**Supplied entries**
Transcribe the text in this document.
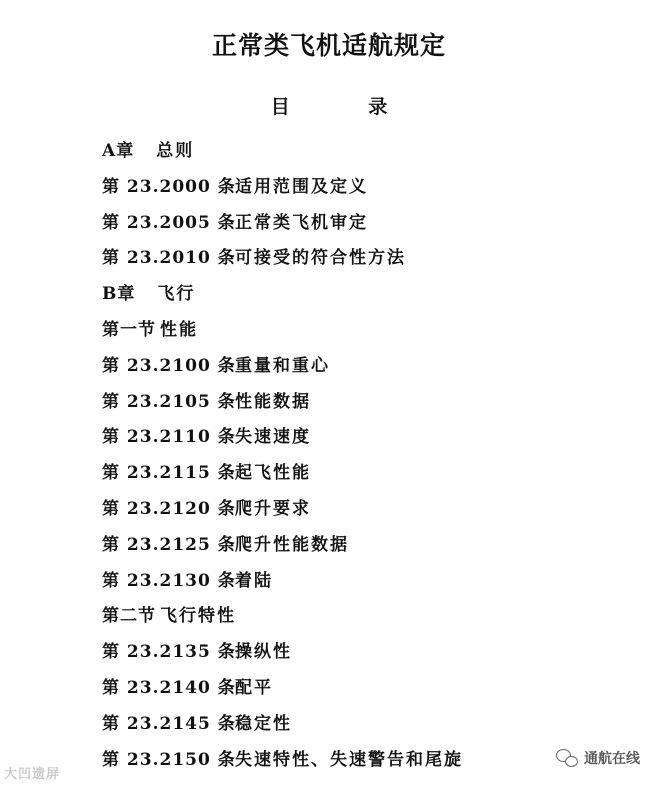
正常类飞机适航规定
目 录
A章 总则
第 23.2000 条适用范围及定义
第 23.2005 条正常类飞机审定
第 23.2010 条可接受的符合性方法
B章 飞行
第一节 性能
第 23.2100 条重量和重心
第 23.2105 条性能数据
第 23.2110 条失速速度
第 23.2115 条起飞性能
第 23.2120 条爬升要求
第 23.2125 条爬升性能数据
第 23.2130 条着陆
第二节 飞行特性
第 23.2135 条操纵性
第 23.2140 条配平
第 23.2145 条稳定性
第 23.2150 条失速特性、失速警告和尾旋
大凹遗屏
通航在线
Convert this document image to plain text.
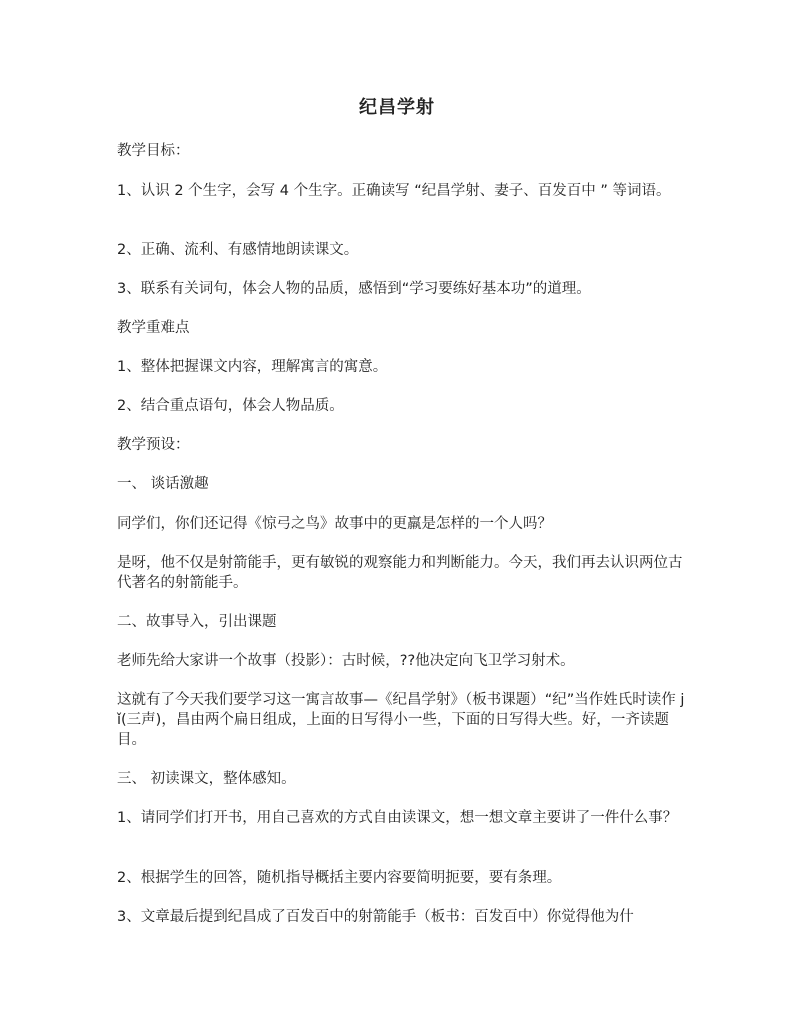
纪昌学射
教学目标：
1、认识 2 个生字，会写 4 个生字。正确读写 “纪昌学射、妻子、百发百中 ” 等词语。
2、正确、流利、有感情地朗读课文。
3、联系有关词句，体会人物的品质，感悟到“学习要练好基本功”的道理。
教学重难点
1、整体把握课文内容，理解寓言的寓意。
2、结合重点语句，体会人物品质。
教学预设：
一、 谈话激趣
同学们，你们还记得《惊弓之鸟》故事中的更羸是怎样的一个人吗？
是呀，他不仅是射箭能手，更有敏锐的观察能力和判断能力。今天，我们再去认识两位古代著名的射箭能手。
二、故事导入，引出课题
老师先给大家讲一个故事（投影）：古时候，??他决定向飞卫学习射术。
这就有了今天我们要学习这一寓言故事—《纪昌学射》（板书课题）“纪”当作姓氏时读作 jǐ(三声)，昌由两个扁日组成，上面的日写得小一些，下面的日写得大些。好，一齐读题目。
三、 初读课文，整体感知。
1、请同学们打开书，用自己喜欢的方式自由读课文，想一想文章主要讲了一件什么事？
2、根据学生的回答，随机指导概括主要内容要简明扼要，要有条理。
3、文章最后提到纪昌成了百发百中的射箭能手（板书：百发百中）你觉得他为什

**Work to be completed**
Some lines of the records may hold the word "纪昌学射". How many do? Answer with a number and nothing else.

**Result of this exercise**
3